>> begin Data for this task

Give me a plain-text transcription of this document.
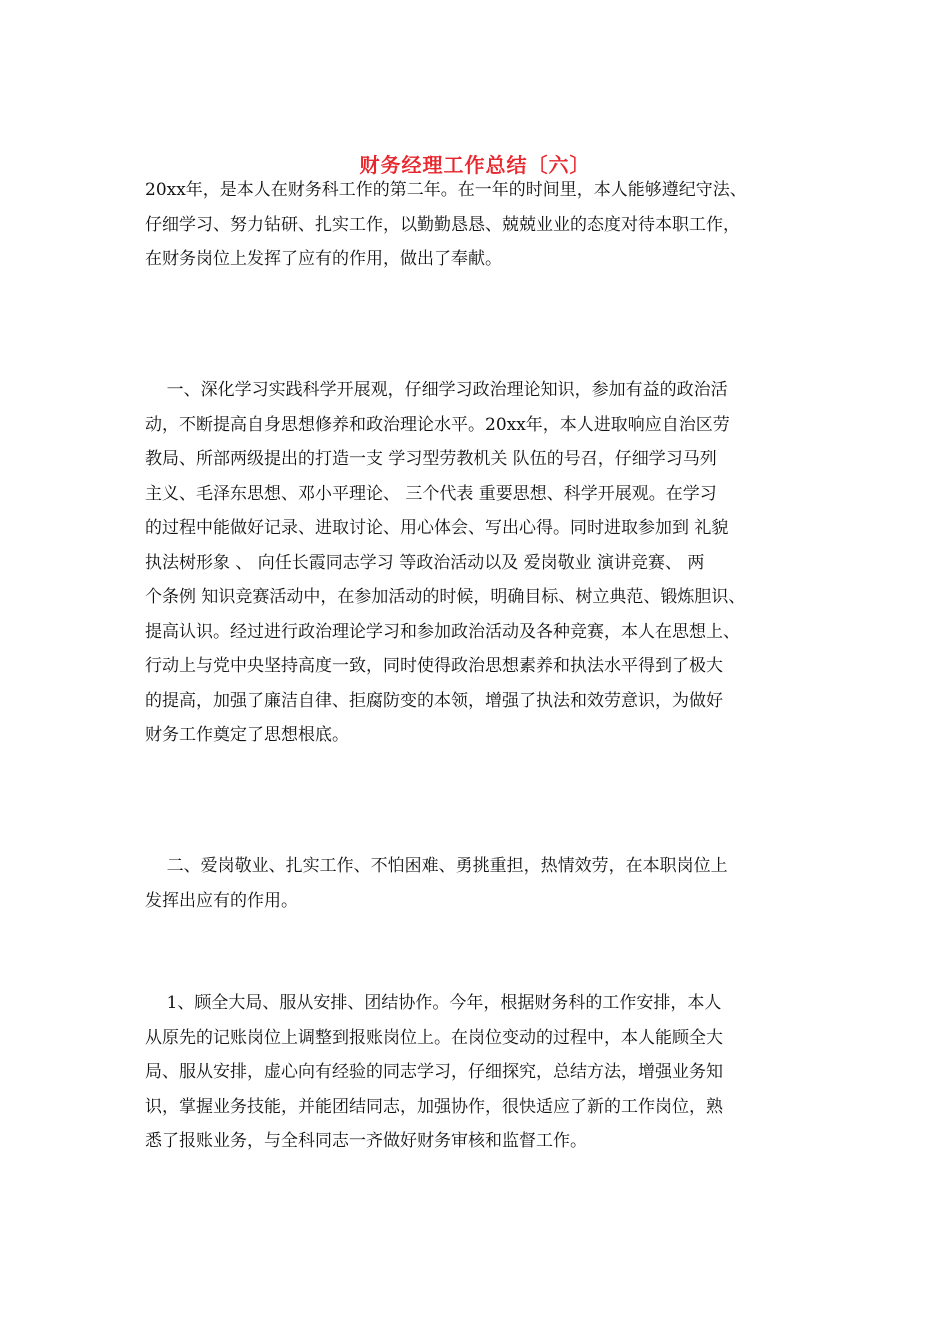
财务经理工作总结〔六〕
20xx年，是本人在财务科工作的第二年。在一年的时间里，本人能够遵纪守法、
仔细学习、努力钻研、扎实工作，以勤勤恳恳、兢兢业业的态度对待本职工作，
在财务岗位上发挥了应有的作用，做出了奉献。
一、深化学习实践科学开展观，仔细学习政治理论知识，参加有益的政治活
动，不断提高自身思想修养和政治理论水平。20xx年，本人进取响应自治区劳
教局、所部两级提出的打造一支 学习型劳教机关 队伍的号召，仔细学习马列
主义、毛泽东思想、邓小平理论、 三个代表 重要思想、科学开展观。在学习
的过程中能做好记录、进取讨论、用心体会、写出心得。同时进取参加到 礼貌
执法树形象 、 向任长霞同志学习 等政治活动以及 爱岗敬业 演讲竞赛、 两
个条例 知识竞赛活动中，在参加活动的时候，明确目标、树立典范、锻炼胆识、
提高认识。经过进行政治理论学习和参加政治活动及各种竞赛，本人在思想上、
行动上与党中央坚持高度一致，同时使得政治思想素养和执法水平得到了极大
的提高，加强了廉洁自律、拒腐防变的本领，增强了执法和效劳意识，为做好
财务工作奠定了思想根底。
二、爱岗敬业、扎实工作、不怕困难、勇挑重担，热情效劳，在本职岗位上
发挥出应有的作用。
1、顾全大局、服从安排、团结协作。今年，根据财务科的工作安排，本人
从原先的记账岗位上调整到报账岗位上。在岗位变动的过程中，本人能顾全大
局、服从安排，虚心向有经验的同志学习，仔细探究，总结方法，增强业务知
识，掌握业务技能，并能团结同志，加强协作，很快适应了新的工作岗位，熟
悉了报账业务，与全科同志一齐做好财务审核和监督工作。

>> end Data for this task

**Exercise directions**
Without including any pictures, print all of the material exactly as given.

**Task answer**
Give me a plain-text transcription of this document.
财务经理工作总结〔六〕
20xx年，是本人在财务科工作的第二年。在一年的时间里，本人能够遵纪守法、
仔细学习、努力钻研、扎实工作，以勤勤恳恳、兢兢业业的态度对待本职工作，
在财务岗位上发挥了应有的作用，做出了奉献。
一、深化学习实践科学开展观，仔细学习政治理论知识，参加有益的政治活
动，不断提高自身思想修养和政治理论水平。20xx年，本人进取响应自治区劳
教局、所部两级提出的打造一支 学习型劳教机关 队伍的号召，仔细学习马列
主义、毛泽东思想、邓小平理论、 三个代表 重要思想、科学开展观。在学习
的过程中能做好记录、进取讨论、用心体会、写出心得。同时进取参加到 礼貌
执法树形象 、 向任长霞同志学习 等政治活动以及 爱岗敬业 演讲竞赛、 两
个条例 知识竞赛活动中，在参加活动的时候，明确目标、树立典范、锻炼胆识、
提高认识。经过进行政治理论学习和参加政治活动及各种竞赛，本人在思想上、
行动上与党中央坚持高度一致，同时使得政治思想素养和执法水平得到了极大
的提高，加强了廉洁自律、拒腐防变的本领，增强了执法和效劳意识，为做好
财务工作奠定了思想根底。
二、爱岗敬业、扎实工作、不怕困难、勇挑重担，热情效劳，在本职岗位上
发挥出应有的作用。
1、顾全大局、服从安排、团结协作。今年，根据财务科的工作安排，本人
从原先的记账岗位上调整到报账岗位上。在岗位变动的过程中，本人能顾全大
局、服从安排，虚心向有经验的同志学习，仔细探究，总结方法，增强业务知
识，掌握业务技能，并能团结同志，加强协作，很快适应了新的工作岗位，熟
悉了报账业务，与全科同志一齐做好财务审核和监督工作。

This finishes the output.